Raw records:
☆ ☆ ☆

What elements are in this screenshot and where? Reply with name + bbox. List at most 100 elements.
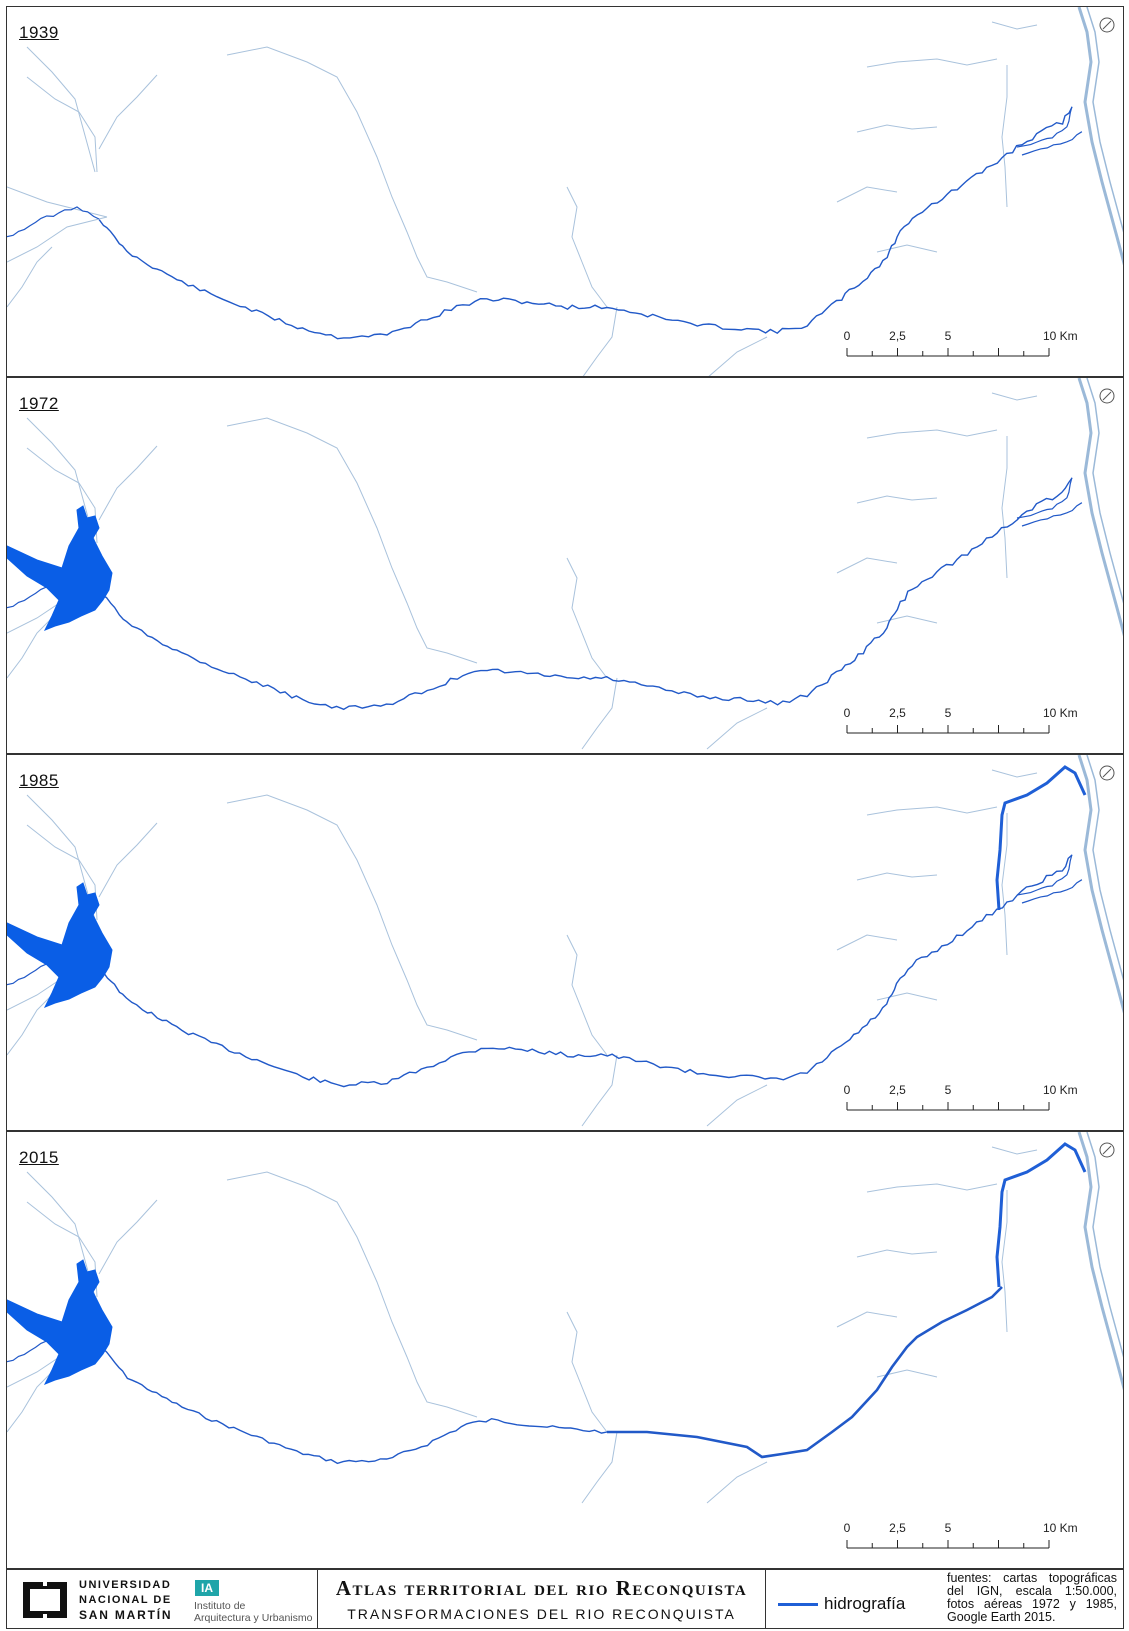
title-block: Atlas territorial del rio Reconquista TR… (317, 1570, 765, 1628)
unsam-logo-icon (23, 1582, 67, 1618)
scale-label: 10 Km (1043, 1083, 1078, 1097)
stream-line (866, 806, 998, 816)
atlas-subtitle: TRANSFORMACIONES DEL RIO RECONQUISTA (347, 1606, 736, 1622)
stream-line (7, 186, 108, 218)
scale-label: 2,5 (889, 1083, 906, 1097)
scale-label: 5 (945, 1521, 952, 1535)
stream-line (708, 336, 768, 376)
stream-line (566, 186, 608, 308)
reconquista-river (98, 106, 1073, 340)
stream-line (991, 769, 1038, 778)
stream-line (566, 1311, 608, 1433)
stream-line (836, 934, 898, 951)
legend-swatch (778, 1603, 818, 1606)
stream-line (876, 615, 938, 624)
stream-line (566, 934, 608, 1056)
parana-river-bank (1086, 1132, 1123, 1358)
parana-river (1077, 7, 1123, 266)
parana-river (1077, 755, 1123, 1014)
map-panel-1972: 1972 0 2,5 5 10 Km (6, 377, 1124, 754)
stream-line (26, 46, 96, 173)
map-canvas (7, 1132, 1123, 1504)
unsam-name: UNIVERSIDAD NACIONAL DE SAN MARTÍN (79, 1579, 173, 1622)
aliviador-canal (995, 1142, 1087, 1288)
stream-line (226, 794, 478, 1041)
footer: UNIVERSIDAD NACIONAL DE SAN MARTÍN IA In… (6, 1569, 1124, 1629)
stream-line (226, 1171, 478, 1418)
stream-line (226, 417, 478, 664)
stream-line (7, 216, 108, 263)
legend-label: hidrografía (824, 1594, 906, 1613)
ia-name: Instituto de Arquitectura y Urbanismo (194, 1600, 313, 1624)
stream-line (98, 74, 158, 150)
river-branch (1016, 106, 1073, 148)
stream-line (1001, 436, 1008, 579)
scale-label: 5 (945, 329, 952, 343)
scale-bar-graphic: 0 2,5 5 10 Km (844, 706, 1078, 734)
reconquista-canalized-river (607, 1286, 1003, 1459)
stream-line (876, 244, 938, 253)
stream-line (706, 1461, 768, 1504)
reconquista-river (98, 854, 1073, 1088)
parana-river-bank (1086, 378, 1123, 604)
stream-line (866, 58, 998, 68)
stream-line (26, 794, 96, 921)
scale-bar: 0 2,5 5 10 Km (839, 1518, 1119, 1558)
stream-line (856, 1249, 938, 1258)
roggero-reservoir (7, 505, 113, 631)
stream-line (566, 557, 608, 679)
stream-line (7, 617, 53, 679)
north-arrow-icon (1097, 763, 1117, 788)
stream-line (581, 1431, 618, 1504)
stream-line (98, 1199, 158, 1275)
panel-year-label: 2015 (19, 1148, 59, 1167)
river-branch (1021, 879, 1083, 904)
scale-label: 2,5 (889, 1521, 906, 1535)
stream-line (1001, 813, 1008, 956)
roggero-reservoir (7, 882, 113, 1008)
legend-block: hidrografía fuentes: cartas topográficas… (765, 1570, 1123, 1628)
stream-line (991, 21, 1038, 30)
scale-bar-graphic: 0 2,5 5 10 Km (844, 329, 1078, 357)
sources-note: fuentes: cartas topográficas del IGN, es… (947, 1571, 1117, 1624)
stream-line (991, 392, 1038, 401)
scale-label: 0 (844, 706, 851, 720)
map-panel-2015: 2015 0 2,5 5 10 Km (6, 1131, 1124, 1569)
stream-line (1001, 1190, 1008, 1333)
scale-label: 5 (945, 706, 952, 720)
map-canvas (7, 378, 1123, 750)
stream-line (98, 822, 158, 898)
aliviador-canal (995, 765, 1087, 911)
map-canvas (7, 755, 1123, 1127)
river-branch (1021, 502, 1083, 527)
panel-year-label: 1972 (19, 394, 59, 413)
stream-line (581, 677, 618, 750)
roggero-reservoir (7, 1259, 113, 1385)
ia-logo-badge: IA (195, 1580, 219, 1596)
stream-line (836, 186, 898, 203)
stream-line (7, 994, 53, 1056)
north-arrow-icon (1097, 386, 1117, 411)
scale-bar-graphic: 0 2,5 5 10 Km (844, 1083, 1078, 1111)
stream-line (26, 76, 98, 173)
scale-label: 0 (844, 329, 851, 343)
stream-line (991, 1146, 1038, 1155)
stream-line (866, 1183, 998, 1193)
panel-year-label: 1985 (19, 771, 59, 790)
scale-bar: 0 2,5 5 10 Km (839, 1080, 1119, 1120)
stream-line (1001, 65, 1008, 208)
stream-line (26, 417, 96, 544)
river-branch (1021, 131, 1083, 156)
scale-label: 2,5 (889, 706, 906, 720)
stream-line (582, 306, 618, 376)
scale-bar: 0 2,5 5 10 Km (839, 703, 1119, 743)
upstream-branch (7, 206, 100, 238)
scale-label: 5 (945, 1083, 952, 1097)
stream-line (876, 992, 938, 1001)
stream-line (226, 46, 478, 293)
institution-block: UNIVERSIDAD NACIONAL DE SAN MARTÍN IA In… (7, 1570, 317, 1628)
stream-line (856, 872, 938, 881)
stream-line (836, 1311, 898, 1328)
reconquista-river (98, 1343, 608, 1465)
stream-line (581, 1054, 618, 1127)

☆ ☆ ☆

- Required task
Retype all of the material above verbatim, line by line, omitting any pictures from the reproduction.

- The reply
What elements are in this screenshot and where? Reply with name + bbox. List at most 100 elements.
title-block: Atlas territorial del rio Reconquista TR… (317, 1570, 765, 1628)
unsam-logo-icon (23, 1582, 67, 1618)
scale-label: 10 Km (1043, 1083, 1078, 1097)
stream-line (866, 806, 998, 816)
atlas-subtitle: TRANSFORMACIONES DEL RIO RECONQUISTA (347, 1606, 736, 1622)
stream-line (7, 186, 108, 218)
scale-label: 2,5 (889, 1083, 906, 1097)
scale-label: 5 (945, 1521, 952, 1535)
stream-line (708, 336, 768, 376)
stream-line (566, 186, 608, 308)
reconquista-river (98, 106, 1073, 340)
stream-line (991, 769, 1038, 778)
stream-line (566, 1311, 608, 1433)
stream-line (836, 934, 898, 951)
legend-swatch (778, 1603, 818, 1606)
stream-line (876, 615, 938, 624)
stream-line (566, 934, 608, 1056)
parana-river-bank (1086, 1132, 1123, 1358)
parana-river (1077, 7, 1123, 266)
parana-river (1077, 755, 1123, 1014)
map-panel-1972: 1972 0 2,5 5 10 Km (6, 377, 1124, 754)
stream-line (26, 46, 96, 173)
map-canvas (7, 1132, 1123, 1504)
unsam-name: UNIVERSIDAD NACIONAL DE SAN MARTÍN (79, 1579, 173, 1622)
aliviador-canal (995, 1142, 1087, 1288)
stream-line (226, 794, 478, 1041)
footer: UNIVERSIDAD NACIONAL DE SAN MARTÍN IA In… (6, 1569, 1124, 1629)
stream-line (226, 1171, 478, 1418)
stream-line (226, 417, 478, 664)
stream-line (7, 216, 108, 263)
legend-label: hidrografía (824, 1594, 906, 1613)
ia-name: Instituto de Arquitectura y Urbanismo (194, 1600, 313, 1624)
stream-line (98, 74, 158, 150)
river-branch (1016, 106, 1073, 148)
stream-line (1001, 436, 1008, 579)
scale-label: 5 (945, 329, 952, 343)
scale-bar-graphic: 0 2,5 5 10 Km (844, 706, 1078, 734)
reconquista-canalized-river (607, 1286, 1003, 1459)
stream-line (876, 244, 938, 253)
stream-line (706, 1461, 768, 1504)
reconquista-river (98, 854, 1073, 1088)
parana-river-bank (1086, 378, 1123, 604)
stream-line (866, 58, 998, 68)
stream-line (26, 794, 96, 921)
scale-bar: 0 2,5 5 10 Km (839, 1518, 1119, 1558)
stream-line (856, 1249, 938, 1258)
roggero-reservoir (7, 505, 113, 631)
stream-line (566, 557, 608, 679)
stream-line (7, 617, 53, 679)
north-arrow-icon (1097, 763, 1117, 788)
stream-line (581, 1431, 618, 1504)
stream-line (98, 1199, 158, 1275)
panel-year-label: 2015 (19, 1148, 59, 1167)
river-branch (1021, 879, 1083, 904)
scale-label: 2,5 (889, 1521, 906, 1535)
stream-line (1001, 813, 1008, 956)
roggero-reservoir (7, 882, 113, 1008)
legend-block: hidrografía fuentes: cartas topográficas… (765, 1570, 1123, 1628)
stream-line (991, 21, 1038, 30)
scale-bar-graphic: 0 2,5 5 10 Km (844, 329, 1078, 357)
sources-note: fuentes: cartas topográficas del IGN, es… (947, 1571, 1117, 1624)
stream-line (991, 392, 1038, 401)
scale-label: 0 (844, 706, 851, 720)
map-panel-2015: 2015 0 2,5 5 10 Km (6, 1131, 1124, 1569)
stream-line (1001, 1190, 1008, 1333)
scale-label: 5 (945, 706, 952, 720)
map-canvas (7, 378, 1123, 750)
stream-line (98, 822, 158, 898)
aliviador-canal (995, 765, 1087, 911)
map-canvas (7, 755, 1123, 1127)
river-branch (1021, 502, 1083, 527)
panel-year-label: 1972 (19, 394, 59, 413)
stream-line (581, 677, 618, 750)
roggero-reservoir (7, 1259, 113, 1385)
ia-logo-badge: IA (195, 1580, 219, 1596)
stream-line (836, 186, 898, 203)
stream-line (7, 994, 53, 1056)
north-arrow-icon (1097, 386, 1117, 411)
scale-bar-graphic: 0 2,5 5 10 Km (844, 1083, 1078, 1111)
stream-line (26, 76, 98, 173)
scale-label: 0 (844, 329, 851, 343)
stream-line (991, 1146, 1038, 1155)
stream-line (866, 1183, 998, 1193)
panel-year-label: 1985 (19, 771, 59, 790)
scale-bar: 0 2,5 5 10 Km (839, 1080, 1119, 1120)
stream-line (1001, 65, 1008, 208)
stream-line (26, 417, 96, 544)
river-branch (1021, 131, 1083, 156)
scale-label: 2,5 (889, 706, 906, 720)
stream-line (582, 306, 618, 376)
scale-bar: 0 2,5 5 10 Km (839, 703, 1119, 743)
upstream-branch (7, 206, 100, 238)
scale-label: 5 (945, 1083, 952, 1097)
stream-line (876, 992, 938, 1001)
stream-line (226, 46, 478, 293)
institution-block: UNIVERSIDAD NACIONAL DE SAN MARTÍN IA In… (7, 1570, 317, 1628)
stream-line (856, 872, 938, 881)
stream-line (836, 1311, 898, 1328)
reconquista-river (98, 1343, 608, 1465)
stream-line (581, 1054, 618, 1127)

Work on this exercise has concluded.